• **Written instruction**
Copy out each line below exactly as it appears.

• **Source records**
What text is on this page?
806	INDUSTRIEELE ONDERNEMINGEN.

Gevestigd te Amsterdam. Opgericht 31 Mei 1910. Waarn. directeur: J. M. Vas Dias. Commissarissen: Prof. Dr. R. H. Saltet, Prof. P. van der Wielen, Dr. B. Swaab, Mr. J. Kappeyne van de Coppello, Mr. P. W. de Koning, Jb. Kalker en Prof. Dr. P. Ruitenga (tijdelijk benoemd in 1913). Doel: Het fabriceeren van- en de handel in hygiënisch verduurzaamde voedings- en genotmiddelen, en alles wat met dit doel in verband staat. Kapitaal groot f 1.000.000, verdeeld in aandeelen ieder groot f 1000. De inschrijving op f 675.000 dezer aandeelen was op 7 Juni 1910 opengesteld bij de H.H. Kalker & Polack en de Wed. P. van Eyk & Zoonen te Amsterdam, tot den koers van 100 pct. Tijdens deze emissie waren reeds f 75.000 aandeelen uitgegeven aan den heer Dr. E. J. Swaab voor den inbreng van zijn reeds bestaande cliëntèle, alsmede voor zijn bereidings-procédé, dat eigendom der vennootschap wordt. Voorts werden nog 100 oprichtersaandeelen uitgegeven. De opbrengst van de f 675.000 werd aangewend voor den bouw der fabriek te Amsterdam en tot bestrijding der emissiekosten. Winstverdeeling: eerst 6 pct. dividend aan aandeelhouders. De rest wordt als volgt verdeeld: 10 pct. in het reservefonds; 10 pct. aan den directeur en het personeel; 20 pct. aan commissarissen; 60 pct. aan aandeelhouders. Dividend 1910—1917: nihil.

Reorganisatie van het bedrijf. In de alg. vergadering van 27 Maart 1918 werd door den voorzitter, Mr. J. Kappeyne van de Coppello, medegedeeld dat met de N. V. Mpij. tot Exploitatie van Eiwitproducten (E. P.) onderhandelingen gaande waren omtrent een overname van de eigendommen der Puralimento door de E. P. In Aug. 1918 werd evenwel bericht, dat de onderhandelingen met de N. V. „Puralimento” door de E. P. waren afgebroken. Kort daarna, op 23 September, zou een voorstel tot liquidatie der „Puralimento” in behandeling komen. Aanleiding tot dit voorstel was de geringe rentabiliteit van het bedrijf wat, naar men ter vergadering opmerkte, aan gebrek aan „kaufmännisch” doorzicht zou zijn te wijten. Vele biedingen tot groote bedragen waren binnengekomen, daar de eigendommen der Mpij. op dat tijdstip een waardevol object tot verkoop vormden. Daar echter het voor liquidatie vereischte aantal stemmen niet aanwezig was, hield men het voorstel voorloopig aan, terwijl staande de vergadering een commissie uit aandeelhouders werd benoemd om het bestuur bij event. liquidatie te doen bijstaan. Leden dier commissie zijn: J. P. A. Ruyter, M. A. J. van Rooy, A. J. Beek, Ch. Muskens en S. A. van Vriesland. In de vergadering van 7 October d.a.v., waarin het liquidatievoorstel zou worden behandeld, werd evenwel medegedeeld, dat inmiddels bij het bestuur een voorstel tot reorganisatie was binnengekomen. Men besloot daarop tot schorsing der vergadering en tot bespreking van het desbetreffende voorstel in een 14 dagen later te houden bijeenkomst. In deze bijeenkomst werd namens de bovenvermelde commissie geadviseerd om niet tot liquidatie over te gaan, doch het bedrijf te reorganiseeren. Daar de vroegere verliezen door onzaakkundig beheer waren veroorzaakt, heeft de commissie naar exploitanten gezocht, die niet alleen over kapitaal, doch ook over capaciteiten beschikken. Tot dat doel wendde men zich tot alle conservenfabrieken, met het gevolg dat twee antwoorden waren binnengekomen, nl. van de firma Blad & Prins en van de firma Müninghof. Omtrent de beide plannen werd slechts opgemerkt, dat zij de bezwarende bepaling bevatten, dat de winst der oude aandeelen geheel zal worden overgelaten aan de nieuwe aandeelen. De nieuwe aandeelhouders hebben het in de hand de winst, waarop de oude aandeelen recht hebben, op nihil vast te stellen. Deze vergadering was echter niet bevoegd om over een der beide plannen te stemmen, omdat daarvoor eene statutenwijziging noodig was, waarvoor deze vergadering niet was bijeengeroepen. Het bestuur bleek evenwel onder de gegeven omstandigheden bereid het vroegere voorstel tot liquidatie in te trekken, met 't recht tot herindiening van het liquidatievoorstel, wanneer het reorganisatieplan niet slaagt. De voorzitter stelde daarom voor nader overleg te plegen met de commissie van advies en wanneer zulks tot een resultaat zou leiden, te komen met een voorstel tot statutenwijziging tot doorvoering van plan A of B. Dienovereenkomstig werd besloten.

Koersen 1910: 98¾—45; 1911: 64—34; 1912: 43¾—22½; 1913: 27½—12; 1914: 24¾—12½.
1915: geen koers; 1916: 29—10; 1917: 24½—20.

• **Result for this task**
What text is on this page?
806	INDUSTRIEELE ONDERNEMINGEN.

Gevestigd te Amsterdam. Opgericht 31 Mei 1910. Waarn. directeur: J. M. Vas Dias. Commissarissen: Prof. Dr. R. H. Saltet, Prof. P. van der Wielen, Dr. B. Swaab, Mr. J. Kappeyne van de Coppello, Mr. P. W. de Koning, Jb. Kalker en Prof. Dr. P. Ruitenga (tijdelijk benoemd in 1913). Doel: Het fabriceeren van- en de handel in hygiënisch verduurzaamde voedings- en genotmiddelen, en alles wat met dit doel in verband staat. Kapitaal groot f 1.000.000, verdeeld in aandeelen ieder groot f 1000. De inschrijving op f 675.000 dezer aandeelen was op 7 Juni 1910 opengesteld bij de H.H. Kalker & Polack en de Wed. P. van Eyk & Zoonen te Amsterdam, tot den koers van 100 pct. Tijdens deze emissie waren reeds f 75.000 aandeelen uitgegeven aan den heer Dr. E. J. Swaab voor den inbreng van zijn reeds bestaande cliëntèle, alsmede voor zijn bereidings-procédé, dat eigendom der vennootschap wordt. Voorts werden nog 100 oprichtersaandeelen uitgegeven. De opbrengst van de f 675.000 werd aangewend voor den bouw der fabriek te Amsterdam en tot bestrijding der emissiekosten. Winstverdeeling: eerst 6 pct. dividend aan aandeelhouders. De rest wordt als volgt verdeeld: 10 pct. in het reservefonds; 10 pct. aan den directeur en het personeel; 20 pct. aan commissarissen; 60 pct. aan aandeelhouders. Dividend 1910—1917: nihil.

Reorganisatie van het bedrijf. In de alg. vergadering van 27 Maart 1918 werd door den voorzitter, Mr. J. Kappeyne van de Coppello, medegedeeld dat met de N. V. Mpij. tot Exploitatie van Eiwitproducten (E. P.) onderhandelingen gaande waren omtrent een overname van de eigendommen der Puralimento door de E. P. In Aug. 1918 werd evenwel bericht, dat de onderhandelingen met de N. V. „Puralimento” door de E. P. waren afgebroken. Kort daarna, op 23 September, zou een voorstel tot liquidatie der „Puralimento” in behandeling komen. Aanleiding tot dit voorstel was de geringe rentabiliteit van het bedrijf wat, naar men ter vergadering opmerkte, aan gebrek aan „kaufmännisch” doorzicht zou zijn te wijten. Vele biedingen tot groote bedragen waren binnengekomen, daar de eigendommen der Mpij. op dat tijdstip een waardevol object tot verkoop vormden. Daar echter het voor liquidatie vereischte aantal stemmen niet aanwezig was, hield men het voorstel voorloopig aan, terwijl staande de vergadering een commissie uit aandeelhouders werd benoemd om het bestuur bij event. liquidatie te doen bijstaan. Leden dier commissie zijn: J. P. A. Ruyter, M. A. J. van Rooy, A. J. Beek, Ch. Muskens en S. A. van Vriesland. In de vergadering van 7 October d.a.v., waarin het liquidatievoorstel zou worden behandeld, werd evenwel medegedeeld, dat inmiddels bij het bestuur een voorstel tot reorganisatie was binnengekomen. Men besloot daarop tot schorsing der vergadering en tot bespreking van het desbetreffende voorstel in een 14 dagen later te houden bijeenkomst. In deze bijeenkomst werd namens de bovenvermelde commissie geadviseerd om niet tot liquidatie over te gaan, doch het bedrijf te reorganiseeren. Daar de vroegere verliezen door onzaakkundig beheer waren veroorzaakt, heeft de commissie naar exploitanten gezocht, die niet alleen over kapitaal, doch ook over capaciteiten beschikken. Tot dat doel wendde men zich tot alle conservenfabrieken, met het gevolg dat twee antwoorden waren binnengekomen, nl. van de firma Blad & Prins en van de firma Müninghof. Omtrent de beide plannen werd slechts opgemerkt, dat zij de bezwarende bepaling bevatten, dat de winst der oude aandeelen geheel zal worden overgelaten aan de nieuwe aandeelen. De nieuwe aandeelhouders hebben het in de hand de winst, waarop de oude aandeelen recht hebben, op nihil vast te stellen. Deze vergadering was echter niet bevoegd om over een der beide plannen te stemmen, omdat daarvoor eene statutenwijziging noodig was, waarvoor deze vergadering niet was bijeengeroepen. Het bestuur bleek evenwel onder de gegeven omstandigheden bereid het vroegere voorstel tot liquidatie in te trekken, met 't recht tot herindiening van het liquidatievoorstel, wanneer het reorganisatieplan niet slaagt. De voorzitter stelde daarom voor nader overleg te plegen met de commissie van advies en wanneer zulks tot een resultaat zou leiden, te komen met een voorstel tot statutenwijziging tot doorvoering van plan A of B. Dienovereenkomstig werd besloten.

Koersen 1910: 98¾—45; 1911: 64—34; 1912: 43¾—22½; 1913: 27½—12; 1914: 24¾—12½.
1915: geen koers; 1916: 29—10; 1917: 24½—20.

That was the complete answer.